→ DATASET EXCERPTS:

++++++++

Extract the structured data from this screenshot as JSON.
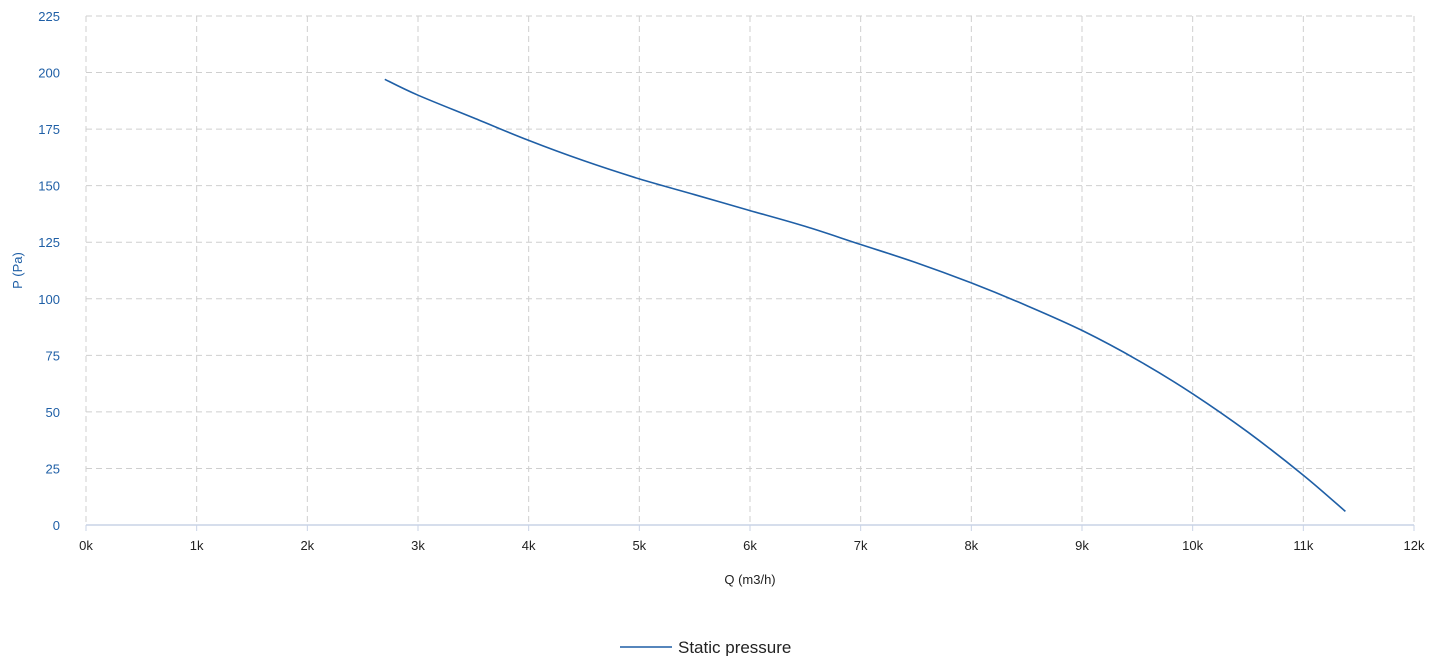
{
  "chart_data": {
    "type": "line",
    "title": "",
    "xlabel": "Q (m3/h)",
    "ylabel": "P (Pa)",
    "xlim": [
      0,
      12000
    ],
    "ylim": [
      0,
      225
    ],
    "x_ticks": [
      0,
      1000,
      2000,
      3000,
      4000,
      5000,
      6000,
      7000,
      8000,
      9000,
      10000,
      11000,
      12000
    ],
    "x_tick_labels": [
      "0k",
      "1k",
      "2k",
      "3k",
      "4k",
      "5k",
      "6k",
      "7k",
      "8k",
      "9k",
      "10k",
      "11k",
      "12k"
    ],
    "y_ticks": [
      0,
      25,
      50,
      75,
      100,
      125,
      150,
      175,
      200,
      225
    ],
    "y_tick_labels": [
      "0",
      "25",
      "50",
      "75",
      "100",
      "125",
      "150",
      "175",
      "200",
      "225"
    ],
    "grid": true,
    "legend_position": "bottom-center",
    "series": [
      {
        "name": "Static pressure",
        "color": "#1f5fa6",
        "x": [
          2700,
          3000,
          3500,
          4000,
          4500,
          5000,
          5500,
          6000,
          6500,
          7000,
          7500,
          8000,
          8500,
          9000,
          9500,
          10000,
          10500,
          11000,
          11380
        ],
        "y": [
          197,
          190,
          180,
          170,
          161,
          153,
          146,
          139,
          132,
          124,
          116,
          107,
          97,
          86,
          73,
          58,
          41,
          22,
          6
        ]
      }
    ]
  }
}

++++++++

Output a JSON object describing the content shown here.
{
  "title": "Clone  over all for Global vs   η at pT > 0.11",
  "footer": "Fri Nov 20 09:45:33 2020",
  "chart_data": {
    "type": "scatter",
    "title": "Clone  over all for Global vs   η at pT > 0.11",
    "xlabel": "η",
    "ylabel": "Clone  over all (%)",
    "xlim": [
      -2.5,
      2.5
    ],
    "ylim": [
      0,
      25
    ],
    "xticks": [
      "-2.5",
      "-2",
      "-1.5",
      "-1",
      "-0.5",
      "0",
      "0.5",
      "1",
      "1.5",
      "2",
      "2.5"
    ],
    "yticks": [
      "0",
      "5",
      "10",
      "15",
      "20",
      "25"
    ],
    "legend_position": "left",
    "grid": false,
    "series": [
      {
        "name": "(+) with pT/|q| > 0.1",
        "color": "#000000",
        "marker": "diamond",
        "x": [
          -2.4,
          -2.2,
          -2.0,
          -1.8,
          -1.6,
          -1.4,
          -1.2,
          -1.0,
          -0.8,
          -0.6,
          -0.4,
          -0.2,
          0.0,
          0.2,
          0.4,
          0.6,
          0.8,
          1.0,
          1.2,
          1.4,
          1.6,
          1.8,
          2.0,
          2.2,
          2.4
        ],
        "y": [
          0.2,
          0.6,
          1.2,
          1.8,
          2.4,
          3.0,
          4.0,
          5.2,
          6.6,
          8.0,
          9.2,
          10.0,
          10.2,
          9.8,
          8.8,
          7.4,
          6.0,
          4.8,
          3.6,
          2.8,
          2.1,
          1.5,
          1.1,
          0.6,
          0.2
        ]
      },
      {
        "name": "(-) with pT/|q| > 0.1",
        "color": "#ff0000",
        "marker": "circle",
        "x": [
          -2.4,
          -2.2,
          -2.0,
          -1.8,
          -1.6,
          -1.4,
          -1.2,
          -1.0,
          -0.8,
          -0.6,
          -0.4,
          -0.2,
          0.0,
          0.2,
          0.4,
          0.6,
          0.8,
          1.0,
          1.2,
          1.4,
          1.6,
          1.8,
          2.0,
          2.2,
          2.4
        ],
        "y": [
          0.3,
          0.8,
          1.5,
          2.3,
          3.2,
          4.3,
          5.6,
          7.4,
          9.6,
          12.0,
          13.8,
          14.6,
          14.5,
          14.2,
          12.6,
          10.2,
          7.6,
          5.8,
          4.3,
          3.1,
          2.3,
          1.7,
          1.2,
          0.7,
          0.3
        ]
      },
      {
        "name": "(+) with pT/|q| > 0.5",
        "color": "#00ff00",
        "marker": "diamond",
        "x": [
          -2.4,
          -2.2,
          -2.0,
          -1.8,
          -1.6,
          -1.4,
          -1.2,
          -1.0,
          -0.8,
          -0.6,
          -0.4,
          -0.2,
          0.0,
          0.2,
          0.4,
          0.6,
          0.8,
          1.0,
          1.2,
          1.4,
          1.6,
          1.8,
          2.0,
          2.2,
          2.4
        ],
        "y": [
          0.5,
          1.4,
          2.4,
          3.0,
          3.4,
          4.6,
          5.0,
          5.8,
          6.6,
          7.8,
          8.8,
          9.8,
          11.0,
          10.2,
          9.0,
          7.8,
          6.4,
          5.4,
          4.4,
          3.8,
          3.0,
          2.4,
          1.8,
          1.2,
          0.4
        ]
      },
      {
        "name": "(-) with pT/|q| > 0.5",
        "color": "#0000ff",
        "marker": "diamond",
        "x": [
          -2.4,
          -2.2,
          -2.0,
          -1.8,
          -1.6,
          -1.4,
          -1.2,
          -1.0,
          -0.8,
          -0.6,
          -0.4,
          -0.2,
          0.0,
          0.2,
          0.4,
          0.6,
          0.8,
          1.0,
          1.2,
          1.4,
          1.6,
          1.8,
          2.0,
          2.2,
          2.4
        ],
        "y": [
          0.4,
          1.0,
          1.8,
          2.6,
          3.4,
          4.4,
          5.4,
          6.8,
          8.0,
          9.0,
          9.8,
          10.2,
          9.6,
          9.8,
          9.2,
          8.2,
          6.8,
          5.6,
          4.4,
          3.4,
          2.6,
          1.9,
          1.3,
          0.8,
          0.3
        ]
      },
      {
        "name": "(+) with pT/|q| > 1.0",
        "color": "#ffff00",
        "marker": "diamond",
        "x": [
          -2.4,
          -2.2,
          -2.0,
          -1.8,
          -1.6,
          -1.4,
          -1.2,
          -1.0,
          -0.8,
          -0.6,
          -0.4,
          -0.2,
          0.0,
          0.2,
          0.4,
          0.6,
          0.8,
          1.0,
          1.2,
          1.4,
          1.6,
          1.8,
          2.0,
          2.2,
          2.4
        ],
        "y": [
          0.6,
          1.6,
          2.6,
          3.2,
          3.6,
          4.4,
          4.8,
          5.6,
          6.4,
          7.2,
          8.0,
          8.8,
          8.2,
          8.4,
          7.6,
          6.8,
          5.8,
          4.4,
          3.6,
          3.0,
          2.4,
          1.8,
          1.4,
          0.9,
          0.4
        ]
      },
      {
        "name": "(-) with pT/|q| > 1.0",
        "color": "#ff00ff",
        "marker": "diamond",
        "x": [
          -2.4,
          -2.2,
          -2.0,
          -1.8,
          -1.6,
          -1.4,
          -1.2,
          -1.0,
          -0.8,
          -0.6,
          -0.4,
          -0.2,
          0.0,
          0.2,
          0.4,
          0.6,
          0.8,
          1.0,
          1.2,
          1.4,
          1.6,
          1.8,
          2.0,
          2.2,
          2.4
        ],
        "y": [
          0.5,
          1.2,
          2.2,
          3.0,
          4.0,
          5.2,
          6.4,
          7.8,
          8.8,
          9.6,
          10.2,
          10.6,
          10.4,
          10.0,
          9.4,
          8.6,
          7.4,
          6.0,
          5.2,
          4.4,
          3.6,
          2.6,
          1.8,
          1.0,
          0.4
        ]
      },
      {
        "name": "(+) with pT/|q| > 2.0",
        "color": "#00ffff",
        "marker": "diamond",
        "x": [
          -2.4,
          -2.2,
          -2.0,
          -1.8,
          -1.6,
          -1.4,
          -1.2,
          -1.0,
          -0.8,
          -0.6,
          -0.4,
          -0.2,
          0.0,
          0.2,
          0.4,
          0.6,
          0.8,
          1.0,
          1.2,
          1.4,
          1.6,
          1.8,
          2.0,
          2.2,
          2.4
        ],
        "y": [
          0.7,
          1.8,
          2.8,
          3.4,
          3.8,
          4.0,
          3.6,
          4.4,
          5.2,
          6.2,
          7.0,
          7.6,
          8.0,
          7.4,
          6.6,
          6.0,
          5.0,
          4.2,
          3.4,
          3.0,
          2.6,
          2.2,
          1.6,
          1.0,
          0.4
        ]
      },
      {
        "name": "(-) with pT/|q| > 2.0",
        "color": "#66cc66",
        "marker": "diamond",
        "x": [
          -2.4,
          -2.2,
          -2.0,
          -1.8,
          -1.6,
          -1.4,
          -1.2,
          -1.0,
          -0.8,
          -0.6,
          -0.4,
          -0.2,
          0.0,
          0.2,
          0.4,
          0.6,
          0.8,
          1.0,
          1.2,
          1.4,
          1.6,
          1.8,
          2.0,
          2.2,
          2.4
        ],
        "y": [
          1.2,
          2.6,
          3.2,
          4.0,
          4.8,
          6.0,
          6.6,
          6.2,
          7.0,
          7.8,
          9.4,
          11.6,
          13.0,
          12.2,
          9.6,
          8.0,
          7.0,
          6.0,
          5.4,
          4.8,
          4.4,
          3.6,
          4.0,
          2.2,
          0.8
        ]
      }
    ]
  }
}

++++++++

→ GIVEN PROBLEM:
How many lines in the listing above contain "color"? Answer with the number alone.

→ RESPONSE TO THIS EXERCISE:
9